- Stated exercise -
Omit the pictures, then write out every entry exactly as it reads.

- Supplied material -
————

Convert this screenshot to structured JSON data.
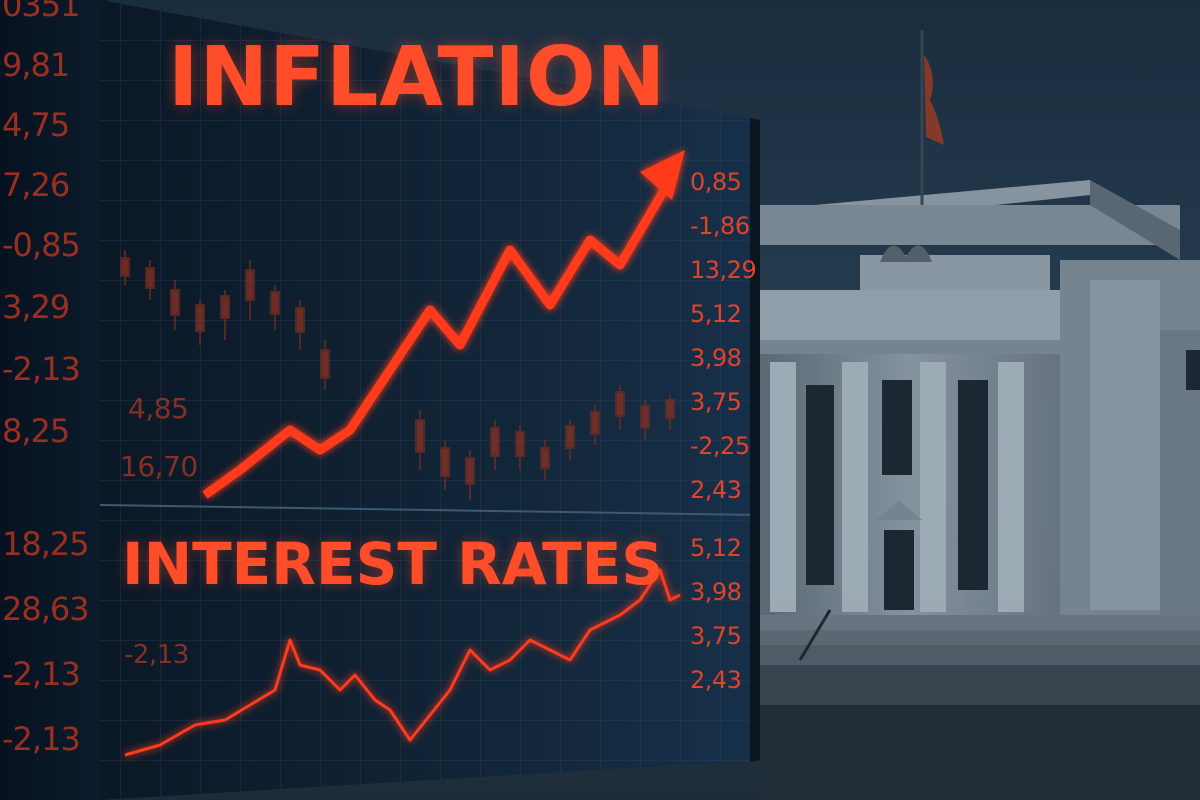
{
  "headline": {
    "top": "INFLATION",
    "bottom": "INTEREST RATES"
  },
  "left_ticker": [
    "0351",
    "9,81",
    "4,75",
    "7,26",
    "-0,85",
    "3,29",
    "-2,13",
    "8,25",
    "18,25",
    "28,63",
    "-2,13",
    "-2,13"
  ],
  "inner_values": [
    "4,85",
    "16,70",
    "-2,13"
  ],
  "inflation_axis": [
    "0,85",
    "-1,86",
    "13,29",
    "5,12",
    "3,98",
    "3,75",
    "-2,25",
    "2,43"
  ],
  "rates_axis": [
    "5,12",
    "3,98",
    "3,75",
    "2,43"
  ],
  "colors": {
    "accent": "#ff4d2a",
    "sky": "#1c3246",
    "stone": "#6f7f8c"
  },
  "icons": [
    "upward-trend-arrow-icon",
    "flag-icon",
    "eagle-statue-icon"
  ]
}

————

- Solution to this problem -
Convert this screenshot to structured JSON data.
{
  "headline": {
    "top": "INFLATION",
    "bottom": "INTEREST RATES"
  },
  "left_ticker": [
    "0351",
    "9,81",
    "4,75",
    "7,26",
    "-0,85",
    "3,29",
    "-2,13",
    "8,25",
    "18,25",
    "28,63",
    "-2,13",
    "-2,13"
  ],
  "inner_values": [
    "4,85",
    "16,70",
    "-2,13"
  ],
  "inflation_axis": [
    "0,85",
    "-1,86",
    "13,29",
    "5,12",
    "3,98",
    "3,75",
    "-2,25",
    "2,43"
  ],
  "rates_axis": [
    "5,12",
    "3,98",
    "3,75",
    "2,43"
  ],
  "colors": {
    "accent": "#ff4d2a",
    "sky": "#1c3246",
    "stone": "#6f7f8c"
  },
  "icons": [
    "upward-trend-arrow-icon",
    "flag-icon",
    "eagle-statue-icon"
  ]
}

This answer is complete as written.